原文摘录 -
************

发布者: Peichao

本编文章分析了wxSocket在Linux操作系统中的实现,并总结了相关使用方法。

wxSocket 属于wxWidgets的wxNet子module。wxSocket是对系统socket API的简单封装,对外提供了wxEvent通知机制,屏蔽了操作系统相关的实现细节。用户可以通过wxSocketClient/wxSocketServer来很方便的使用。

Note: 此处使用的wxWidgets 库的版本是 v2.8.9,主要涉及到代码文件 src/common/sckstrm.cpp, src/common/socket.cpp 和 src/unix/gsocket.cpp。

1. wxSocket 实现

wxSocket相关类UML图:

Inheritance
graph

在wx的在线manual里,可以看到wxNet相关的所有类。

1.1 主要操作接口

wxSocket主要的操作如下:

  1. basic IO

    • Close
    • Discard
    • Peek
    • Unread
    • Read
    • ReadMsg
    • Write
    • WriteMsg
  2. Socket state

    1. Functions to retrieve current state and miscellaneous info.

      • Error
      • GetLocal/GetPeer
      • IsData
      • IsDisconnected/IsConnected
      • LastCount
      • LastError
      • IsOk
      • SaveState/RestoreState
    2. Functions that perform a timed wait on a certain IO condition.

************

所给资料 -

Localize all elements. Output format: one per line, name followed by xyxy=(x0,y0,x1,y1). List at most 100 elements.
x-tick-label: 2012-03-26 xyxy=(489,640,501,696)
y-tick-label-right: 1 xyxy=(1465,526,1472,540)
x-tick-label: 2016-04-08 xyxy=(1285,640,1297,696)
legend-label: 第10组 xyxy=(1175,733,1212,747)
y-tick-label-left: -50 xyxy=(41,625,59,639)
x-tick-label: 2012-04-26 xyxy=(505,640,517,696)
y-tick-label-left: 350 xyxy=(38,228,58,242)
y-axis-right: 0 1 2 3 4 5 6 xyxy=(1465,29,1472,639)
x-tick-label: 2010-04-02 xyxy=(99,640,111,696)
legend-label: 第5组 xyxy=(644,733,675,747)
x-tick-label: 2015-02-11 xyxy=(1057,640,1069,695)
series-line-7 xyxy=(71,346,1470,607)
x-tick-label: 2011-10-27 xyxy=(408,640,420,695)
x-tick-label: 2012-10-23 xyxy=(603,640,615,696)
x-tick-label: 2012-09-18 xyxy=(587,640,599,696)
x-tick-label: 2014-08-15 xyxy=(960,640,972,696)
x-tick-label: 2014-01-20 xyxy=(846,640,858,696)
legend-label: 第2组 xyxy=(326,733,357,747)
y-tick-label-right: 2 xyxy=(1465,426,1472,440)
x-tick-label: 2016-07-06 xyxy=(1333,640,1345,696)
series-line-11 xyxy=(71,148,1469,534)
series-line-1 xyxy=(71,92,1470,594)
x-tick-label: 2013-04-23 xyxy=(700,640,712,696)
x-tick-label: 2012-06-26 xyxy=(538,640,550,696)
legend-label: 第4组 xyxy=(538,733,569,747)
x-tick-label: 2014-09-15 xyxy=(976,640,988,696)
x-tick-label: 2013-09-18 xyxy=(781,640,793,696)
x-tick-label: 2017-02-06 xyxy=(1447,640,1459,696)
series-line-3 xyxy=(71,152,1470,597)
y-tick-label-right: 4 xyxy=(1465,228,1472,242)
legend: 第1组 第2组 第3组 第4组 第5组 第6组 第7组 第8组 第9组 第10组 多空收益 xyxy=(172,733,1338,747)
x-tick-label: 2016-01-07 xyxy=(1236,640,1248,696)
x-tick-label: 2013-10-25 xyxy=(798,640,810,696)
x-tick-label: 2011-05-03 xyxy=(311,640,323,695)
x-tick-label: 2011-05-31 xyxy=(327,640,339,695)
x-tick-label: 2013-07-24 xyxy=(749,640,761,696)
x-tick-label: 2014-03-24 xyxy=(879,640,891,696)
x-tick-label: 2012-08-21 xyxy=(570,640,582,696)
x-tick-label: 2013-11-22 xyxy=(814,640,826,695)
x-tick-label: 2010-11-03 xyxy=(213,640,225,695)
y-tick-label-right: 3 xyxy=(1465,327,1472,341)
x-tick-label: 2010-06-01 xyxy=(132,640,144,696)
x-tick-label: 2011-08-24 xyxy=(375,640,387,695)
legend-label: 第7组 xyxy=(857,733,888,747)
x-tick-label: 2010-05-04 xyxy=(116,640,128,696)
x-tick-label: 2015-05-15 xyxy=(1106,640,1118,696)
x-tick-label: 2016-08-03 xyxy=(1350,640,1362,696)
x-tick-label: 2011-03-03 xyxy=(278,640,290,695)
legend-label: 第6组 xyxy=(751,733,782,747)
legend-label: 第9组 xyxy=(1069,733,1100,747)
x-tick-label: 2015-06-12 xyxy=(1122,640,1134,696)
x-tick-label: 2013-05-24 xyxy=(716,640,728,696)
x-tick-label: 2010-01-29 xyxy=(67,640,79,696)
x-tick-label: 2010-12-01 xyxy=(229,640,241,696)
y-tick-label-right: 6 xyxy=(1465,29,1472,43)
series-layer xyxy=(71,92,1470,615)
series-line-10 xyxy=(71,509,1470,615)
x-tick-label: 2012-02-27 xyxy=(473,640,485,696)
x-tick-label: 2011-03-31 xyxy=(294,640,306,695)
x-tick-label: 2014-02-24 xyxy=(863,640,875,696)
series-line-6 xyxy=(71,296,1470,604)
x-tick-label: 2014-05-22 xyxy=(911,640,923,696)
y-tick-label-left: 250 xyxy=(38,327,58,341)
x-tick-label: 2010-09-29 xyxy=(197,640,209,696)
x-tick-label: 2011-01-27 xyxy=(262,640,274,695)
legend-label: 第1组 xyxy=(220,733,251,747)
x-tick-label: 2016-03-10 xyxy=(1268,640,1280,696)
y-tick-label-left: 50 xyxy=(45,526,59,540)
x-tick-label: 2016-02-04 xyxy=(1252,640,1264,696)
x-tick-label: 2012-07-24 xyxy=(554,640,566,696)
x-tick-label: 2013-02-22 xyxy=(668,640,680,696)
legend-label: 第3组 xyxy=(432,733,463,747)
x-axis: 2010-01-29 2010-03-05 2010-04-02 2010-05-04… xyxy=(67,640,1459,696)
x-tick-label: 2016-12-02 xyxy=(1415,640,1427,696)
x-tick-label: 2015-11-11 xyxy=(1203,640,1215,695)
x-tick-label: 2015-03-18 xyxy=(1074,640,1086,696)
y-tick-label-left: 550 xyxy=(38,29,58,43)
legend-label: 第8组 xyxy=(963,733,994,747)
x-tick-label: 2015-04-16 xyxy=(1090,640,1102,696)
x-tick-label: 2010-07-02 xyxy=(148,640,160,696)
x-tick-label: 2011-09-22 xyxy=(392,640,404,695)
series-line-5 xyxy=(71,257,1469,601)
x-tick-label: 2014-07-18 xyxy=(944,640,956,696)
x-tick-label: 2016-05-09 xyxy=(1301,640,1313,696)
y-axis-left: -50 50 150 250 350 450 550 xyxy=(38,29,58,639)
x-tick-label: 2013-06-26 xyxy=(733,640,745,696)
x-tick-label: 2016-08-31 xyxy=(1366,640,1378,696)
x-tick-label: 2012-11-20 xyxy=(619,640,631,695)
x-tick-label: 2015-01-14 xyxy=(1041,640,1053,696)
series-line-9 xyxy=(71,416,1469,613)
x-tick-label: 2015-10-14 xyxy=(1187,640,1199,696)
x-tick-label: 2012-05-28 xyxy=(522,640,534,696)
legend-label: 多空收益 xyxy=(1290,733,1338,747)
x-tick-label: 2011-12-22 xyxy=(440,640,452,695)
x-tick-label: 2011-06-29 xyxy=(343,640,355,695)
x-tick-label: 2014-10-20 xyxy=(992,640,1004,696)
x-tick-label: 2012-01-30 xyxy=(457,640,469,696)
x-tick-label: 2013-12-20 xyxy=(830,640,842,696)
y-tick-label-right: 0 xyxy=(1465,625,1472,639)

************

任务目标 - 请把原文摘录中以"wxSocket 属于wxWidgets的wxNet子module"开头的那一段改写成要点列表，保留其主要事实。

回答 -
- wxSocket 属于 wxWidgets 的 wxNet 子模块。
- 它是对系统 socket API 的简单封装。
- 对外提供 wxEvent 通知机制。
- 屏蔽了与操作系统相关的实现细节。
- 用户可以通过 wxSocketClient/wxSocketServer 方便地使用它。